═════ Stored records
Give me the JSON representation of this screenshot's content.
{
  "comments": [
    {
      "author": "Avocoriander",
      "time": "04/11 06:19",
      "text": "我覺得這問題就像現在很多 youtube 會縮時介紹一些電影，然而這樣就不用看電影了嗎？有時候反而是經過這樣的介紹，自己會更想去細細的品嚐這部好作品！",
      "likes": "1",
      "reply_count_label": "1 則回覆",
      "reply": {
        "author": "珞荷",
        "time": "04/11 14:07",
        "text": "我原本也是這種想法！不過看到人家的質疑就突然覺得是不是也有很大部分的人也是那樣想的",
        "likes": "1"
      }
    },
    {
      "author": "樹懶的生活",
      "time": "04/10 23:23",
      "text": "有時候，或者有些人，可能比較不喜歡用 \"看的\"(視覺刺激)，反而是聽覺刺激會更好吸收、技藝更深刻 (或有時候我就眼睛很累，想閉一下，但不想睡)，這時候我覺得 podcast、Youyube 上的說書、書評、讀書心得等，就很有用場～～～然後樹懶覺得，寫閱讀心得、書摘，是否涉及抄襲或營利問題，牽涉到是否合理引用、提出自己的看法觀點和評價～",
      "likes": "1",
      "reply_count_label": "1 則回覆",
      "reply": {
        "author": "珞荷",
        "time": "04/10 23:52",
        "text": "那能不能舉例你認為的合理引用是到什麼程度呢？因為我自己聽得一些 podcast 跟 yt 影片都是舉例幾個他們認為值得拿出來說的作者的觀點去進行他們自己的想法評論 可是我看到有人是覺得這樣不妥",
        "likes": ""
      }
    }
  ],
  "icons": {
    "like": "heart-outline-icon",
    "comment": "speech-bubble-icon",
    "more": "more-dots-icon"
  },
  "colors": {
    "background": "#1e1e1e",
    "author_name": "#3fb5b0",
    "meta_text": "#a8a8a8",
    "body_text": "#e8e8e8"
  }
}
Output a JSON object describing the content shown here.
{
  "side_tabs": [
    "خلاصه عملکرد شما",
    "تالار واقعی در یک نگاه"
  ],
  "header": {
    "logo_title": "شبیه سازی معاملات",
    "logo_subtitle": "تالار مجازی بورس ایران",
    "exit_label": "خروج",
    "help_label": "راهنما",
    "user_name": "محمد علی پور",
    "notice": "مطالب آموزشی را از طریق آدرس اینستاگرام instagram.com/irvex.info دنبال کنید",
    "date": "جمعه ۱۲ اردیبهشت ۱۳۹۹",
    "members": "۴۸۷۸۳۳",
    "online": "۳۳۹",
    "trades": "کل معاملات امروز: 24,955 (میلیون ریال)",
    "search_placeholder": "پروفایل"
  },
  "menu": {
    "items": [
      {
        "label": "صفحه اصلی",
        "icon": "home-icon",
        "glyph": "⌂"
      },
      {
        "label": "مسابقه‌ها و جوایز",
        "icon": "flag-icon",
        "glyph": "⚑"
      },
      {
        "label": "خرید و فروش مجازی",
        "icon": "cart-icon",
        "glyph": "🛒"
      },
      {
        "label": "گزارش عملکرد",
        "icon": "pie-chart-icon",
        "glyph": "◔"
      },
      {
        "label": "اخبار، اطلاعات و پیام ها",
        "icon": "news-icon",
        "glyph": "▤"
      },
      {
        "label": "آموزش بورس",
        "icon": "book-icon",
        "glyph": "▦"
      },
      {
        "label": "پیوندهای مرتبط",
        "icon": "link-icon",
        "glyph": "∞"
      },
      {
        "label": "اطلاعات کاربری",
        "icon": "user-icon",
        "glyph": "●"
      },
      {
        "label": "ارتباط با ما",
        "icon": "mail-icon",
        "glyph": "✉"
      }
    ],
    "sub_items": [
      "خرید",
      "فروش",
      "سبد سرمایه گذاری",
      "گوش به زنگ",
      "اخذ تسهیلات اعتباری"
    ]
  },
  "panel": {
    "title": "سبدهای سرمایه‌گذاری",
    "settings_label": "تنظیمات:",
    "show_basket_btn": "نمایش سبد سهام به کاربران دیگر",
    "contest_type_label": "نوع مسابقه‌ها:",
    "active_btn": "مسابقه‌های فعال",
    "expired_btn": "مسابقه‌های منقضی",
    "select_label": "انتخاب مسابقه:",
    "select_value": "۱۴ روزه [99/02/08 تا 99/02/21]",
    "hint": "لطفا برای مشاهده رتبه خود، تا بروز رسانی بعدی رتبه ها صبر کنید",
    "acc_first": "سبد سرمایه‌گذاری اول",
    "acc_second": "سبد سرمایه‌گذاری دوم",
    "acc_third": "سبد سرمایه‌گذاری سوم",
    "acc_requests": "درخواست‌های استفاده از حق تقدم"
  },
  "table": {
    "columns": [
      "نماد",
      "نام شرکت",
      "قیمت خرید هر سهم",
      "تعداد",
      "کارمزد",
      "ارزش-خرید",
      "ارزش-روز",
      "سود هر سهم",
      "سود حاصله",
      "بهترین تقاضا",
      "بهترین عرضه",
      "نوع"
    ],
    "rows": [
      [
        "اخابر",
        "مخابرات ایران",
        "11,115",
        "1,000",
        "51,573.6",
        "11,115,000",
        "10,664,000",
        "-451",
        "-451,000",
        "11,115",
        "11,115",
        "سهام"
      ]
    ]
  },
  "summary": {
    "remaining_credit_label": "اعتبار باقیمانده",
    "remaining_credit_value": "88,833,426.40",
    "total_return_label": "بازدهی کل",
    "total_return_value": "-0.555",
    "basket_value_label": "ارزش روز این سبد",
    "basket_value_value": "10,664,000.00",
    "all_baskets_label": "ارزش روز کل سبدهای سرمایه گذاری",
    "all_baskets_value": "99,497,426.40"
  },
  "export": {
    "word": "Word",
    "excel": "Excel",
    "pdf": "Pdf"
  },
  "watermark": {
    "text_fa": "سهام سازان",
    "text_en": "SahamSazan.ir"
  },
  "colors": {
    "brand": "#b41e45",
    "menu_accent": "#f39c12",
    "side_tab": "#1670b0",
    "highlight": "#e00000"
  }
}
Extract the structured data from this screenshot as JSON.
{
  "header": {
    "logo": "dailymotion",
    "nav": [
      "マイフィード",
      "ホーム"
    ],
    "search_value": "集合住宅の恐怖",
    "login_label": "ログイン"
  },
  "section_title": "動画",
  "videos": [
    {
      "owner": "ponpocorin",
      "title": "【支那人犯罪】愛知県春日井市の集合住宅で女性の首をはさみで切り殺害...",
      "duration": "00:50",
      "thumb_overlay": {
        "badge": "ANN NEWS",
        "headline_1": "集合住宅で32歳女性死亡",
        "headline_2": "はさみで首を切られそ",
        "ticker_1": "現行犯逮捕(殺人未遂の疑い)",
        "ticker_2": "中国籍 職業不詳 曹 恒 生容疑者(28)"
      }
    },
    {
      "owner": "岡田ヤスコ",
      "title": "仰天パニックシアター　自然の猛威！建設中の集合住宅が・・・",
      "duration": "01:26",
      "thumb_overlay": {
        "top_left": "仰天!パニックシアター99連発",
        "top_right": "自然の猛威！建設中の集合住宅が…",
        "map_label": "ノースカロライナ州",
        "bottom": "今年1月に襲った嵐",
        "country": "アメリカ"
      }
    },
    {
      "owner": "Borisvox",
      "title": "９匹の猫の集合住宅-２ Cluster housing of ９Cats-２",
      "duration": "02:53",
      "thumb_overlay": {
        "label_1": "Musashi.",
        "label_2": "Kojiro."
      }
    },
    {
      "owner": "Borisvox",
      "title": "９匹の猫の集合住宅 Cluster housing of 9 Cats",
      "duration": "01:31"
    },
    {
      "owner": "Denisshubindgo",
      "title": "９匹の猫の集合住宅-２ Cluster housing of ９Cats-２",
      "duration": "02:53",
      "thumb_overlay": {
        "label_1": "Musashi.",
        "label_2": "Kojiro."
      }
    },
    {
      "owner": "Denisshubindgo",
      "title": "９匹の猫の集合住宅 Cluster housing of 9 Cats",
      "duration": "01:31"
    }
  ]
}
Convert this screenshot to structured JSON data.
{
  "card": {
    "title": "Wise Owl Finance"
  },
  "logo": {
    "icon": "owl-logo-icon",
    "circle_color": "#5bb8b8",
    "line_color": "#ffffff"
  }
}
══════════
- Instructions for the task: Using the entries above, find all lines with "سهام". Copy them.

- The result:
    "show_basket_btn": "نمایش سبد سهام به کاربران دیگر",
        "سهام"
    "text_fa": "سهام سازان",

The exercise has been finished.